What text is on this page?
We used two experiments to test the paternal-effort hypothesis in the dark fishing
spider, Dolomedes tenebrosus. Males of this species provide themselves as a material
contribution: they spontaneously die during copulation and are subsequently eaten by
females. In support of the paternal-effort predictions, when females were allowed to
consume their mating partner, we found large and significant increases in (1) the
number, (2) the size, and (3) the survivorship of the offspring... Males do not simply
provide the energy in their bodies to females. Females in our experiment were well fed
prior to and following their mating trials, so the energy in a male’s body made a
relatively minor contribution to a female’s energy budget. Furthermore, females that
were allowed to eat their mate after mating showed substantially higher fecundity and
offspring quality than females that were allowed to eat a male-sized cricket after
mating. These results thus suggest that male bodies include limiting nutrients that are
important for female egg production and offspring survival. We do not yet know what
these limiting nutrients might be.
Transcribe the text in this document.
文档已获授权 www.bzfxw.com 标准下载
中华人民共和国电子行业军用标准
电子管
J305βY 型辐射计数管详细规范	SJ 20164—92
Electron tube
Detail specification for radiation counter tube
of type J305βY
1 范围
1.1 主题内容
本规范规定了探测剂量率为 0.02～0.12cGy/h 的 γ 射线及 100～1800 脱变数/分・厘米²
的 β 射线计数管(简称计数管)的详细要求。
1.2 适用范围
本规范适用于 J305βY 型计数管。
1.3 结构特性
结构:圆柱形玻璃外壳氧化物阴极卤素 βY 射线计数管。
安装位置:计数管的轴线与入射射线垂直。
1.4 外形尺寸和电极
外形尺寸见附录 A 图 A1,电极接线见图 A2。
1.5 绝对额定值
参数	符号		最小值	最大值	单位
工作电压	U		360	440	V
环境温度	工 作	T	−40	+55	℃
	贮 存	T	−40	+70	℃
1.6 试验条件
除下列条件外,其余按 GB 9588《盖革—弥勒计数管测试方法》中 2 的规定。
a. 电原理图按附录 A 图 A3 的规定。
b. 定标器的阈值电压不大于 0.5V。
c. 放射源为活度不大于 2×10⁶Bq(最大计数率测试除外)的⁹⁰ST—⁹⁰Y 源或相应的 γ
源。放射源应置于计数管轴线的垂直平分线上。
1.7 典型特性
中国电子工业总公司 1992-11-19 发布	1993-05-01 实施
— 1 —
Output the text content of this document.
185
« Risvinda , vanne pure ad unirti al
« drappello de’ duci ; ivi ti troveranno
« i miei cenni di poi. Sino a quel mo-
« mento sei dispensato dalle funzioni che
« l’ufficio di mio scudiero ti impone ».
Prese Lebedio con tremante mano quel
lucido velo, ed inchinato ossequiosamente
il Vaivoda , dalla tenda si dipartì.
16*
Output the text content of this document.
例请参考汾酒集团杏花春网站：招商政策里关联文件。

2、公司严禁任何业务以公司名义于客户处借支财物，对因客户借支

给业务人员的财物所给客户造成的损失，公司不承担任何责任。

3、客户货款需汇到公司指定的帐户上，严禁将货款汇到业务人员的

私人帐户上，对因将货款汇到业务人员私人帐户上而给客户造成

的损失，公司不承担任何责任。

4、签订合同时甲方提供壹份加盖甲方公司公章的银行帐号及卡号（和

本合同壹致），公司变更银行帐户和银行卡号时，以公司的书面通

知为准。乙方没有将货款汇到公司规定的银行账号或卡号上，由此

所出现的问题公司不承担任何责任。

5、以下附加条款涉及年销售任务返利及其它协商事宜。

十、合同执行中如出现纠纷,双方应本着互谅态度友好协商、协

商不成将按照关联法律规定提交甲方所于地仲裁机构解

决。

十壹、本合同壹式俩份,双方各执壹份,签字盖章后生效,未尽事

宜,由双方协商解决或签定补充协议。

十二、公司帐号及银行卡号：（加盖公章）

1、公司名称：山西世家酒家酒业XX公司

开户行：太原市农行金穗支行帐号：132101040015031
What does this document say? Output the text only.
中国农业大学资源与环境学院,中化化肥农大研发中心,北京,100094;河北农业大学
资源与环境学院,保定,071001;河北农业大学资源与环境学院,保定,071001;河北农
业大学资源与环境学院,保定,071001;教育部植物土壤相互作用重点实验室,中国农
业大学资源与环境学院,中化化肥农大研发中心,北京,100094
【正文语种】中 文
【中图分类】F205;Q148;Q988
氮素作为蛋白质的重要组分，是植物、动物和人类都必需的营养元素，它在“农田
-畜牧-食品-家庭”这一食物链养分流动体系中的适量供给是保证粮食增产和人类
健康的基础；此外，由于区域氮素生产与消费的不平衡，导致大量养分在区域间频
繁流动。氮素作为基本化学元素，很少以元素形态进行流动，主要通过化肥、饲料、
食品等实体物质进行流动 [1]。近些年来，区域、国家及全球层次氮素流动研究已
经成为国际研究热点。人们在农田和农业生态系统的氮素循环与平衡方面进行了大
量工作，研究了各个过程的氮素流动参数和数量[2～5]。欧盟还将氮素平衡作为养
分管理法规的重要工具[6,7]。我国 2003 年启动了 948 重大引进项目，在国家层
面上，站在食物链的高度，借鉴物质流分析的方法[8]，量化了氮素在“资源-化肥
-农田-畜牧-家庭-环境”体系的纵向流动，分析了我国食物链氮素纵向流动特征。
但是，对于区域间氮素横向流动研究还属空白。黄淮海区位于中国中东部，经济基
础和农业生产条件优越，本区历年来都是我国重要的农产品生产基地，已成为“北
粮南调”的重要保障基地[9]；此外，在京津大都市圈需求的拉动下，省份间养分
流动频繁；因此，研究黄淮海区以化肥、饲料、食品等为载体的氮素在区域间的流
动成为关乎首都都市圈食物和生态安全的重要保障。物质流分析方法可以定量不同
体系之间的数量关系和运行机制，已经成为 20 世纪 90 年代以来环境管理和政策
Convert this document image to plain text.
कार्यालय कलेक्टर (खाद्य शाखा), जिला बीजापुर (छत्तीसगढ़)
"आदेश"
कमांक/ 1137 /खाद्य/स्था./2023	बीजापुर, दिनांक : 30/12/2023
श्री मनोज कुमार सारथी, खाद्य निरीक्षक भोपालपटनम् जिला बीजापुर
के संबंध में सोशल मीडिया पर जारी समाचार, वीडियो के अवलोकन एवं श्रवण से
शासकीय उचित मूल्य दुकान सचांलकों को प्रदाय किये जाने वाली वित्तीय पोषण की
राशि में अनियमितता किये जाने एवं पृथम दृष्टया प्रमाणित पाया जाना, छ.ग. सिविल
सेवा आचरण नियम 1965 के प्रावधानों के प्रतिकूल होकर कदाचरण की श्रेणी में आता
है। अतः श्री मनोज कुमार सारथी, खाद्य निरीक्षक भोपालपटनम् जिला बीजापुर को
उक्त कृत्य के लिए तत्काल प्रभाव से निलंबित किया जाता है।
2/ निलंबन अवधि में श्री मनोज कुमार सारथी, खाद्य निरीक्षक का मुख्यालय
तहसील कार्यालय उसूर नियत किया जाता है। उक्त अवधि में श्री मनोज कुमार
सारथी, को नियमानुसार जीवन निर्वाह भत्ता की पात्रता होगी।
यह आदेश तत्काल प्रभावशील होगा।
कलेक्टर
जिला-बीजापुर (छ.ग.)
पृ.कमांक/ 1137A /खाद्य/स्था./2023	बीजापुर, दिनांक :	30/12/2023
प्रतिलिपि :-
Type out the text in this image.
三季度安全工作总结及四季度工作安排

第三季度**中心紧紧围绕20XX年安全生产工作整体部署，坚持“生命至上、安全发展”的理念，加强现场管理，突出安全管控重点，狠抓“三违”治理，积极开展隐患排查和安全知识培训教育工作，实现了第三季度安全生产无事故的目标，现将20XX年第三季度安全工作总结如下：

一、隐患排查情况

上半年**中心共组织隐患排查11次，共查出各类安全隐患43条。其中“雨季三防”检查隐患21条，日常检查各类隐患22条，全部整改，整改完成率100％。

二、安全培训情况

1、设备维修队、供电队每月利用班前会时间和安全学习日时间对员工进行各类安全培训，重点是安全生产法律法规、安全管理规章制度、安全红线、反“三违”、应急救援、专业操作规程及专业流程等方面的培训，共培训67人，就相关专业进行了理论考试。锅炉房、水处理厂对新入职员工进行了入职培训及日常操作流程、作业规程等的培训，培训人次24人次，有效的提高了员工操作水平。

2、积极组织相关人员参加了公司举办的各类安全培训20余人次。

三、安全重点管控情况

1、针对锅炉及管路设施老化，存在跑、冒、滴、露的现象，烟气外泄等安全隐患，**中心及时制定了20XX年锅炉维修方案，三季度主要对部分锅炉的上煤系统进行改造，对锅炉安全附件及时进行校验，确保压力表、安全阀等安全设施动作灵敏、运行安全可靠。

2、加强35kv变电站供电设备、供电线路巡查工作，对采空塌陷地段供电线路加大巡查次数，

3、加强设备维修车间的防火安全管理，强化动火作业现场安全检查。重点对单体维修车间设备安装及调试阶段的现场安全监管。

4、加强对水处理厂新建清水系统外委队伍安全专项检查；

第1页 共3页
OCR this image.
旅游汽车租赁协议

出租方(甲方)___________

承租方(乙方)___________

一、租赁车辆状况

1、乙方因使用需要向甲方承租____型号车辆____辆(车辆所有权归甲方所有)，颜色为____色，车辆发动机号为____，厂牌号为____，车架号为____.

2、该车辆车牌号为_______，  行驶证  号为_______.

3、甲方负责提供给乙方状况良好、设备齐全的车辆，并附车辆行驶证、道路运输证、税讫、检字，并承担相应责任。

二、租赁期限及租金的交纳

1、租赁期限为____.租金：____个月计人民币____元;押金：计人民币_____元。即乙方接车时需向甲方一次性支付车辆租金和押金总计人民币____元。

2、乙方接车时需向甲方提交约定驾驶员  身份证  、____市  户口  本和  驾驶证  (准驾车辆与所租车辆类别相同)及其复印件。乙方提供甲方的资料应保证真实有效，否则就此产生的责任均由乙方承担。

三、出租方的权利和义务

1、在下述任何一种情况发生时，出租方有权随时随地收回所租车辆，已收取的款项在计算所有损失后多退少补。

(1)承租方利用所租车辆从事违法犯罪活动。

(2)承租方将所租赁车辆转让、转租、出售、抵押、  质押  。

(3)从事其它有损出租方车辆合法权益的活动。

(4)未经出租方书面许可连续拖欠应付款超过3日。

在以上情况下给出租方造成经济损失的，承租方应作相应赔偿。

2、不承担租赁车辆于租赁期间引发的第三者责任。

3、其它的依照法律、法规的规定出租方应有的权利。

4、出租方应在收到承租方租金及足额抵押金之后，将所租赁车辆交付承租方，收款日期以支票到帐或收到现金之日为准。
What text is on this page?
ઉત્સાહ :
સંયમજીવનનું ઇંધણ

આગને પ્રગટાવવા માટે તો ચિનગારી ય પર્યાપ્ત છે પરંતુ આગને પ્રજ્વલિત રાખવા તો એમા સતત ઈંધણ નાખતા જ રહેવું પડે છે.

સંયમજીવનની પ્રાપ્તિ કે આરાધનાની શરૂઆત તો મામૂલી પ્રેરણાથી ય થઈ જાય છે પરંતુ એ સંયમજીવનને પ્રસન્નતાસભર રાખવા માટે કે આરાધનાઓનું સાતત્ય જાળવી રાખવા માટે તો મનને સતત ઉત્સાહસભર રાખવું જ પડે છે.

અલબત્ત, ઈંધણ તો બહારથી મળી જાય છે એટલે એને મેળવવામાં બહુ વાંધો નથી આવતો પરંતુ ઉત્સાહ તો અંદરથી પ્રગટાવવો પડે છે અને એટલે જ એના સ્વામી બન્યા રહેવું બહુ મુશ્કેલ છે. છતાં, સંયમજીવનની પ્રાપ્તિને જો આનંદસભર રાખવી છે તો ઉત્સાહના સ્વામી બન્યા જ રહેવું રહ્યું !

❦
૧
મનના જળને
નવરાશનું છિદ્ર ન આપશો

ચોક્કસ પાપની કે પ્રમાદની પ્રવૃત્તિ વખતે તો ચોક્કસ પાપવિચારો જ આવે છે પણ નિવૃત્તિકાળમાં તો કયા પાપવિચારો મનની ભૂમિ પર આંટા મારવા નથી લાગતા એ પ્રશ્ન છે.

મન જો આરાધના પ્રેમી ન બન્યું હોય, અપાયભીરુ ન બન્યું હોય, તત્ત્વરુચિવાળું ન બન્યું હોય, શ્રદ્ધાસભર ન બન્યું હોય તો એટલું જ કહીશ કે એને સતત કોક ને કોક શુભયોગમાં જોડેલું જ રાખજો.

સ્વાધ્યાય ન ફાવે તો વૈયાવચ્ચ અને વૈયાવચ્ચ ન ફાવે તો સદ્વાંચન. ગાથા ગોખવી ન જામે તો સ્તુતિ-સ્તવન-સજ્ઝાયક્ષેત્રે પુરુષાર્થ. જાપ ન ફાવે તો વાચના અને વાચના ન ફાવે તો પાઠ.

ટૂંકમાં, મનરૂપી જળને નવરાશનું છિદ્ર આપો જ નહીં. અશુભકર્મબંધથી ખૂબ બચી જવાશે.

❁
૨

------------------------------------------------------------

Copy every line above that includes the string "射线计数管".

FINAL ANSWER ▸
的 β 射线计数管(简称计数管)的详细要求。
结构:圆柱形玻璃外壳氧化物阴极卤素 βY 射线计数管。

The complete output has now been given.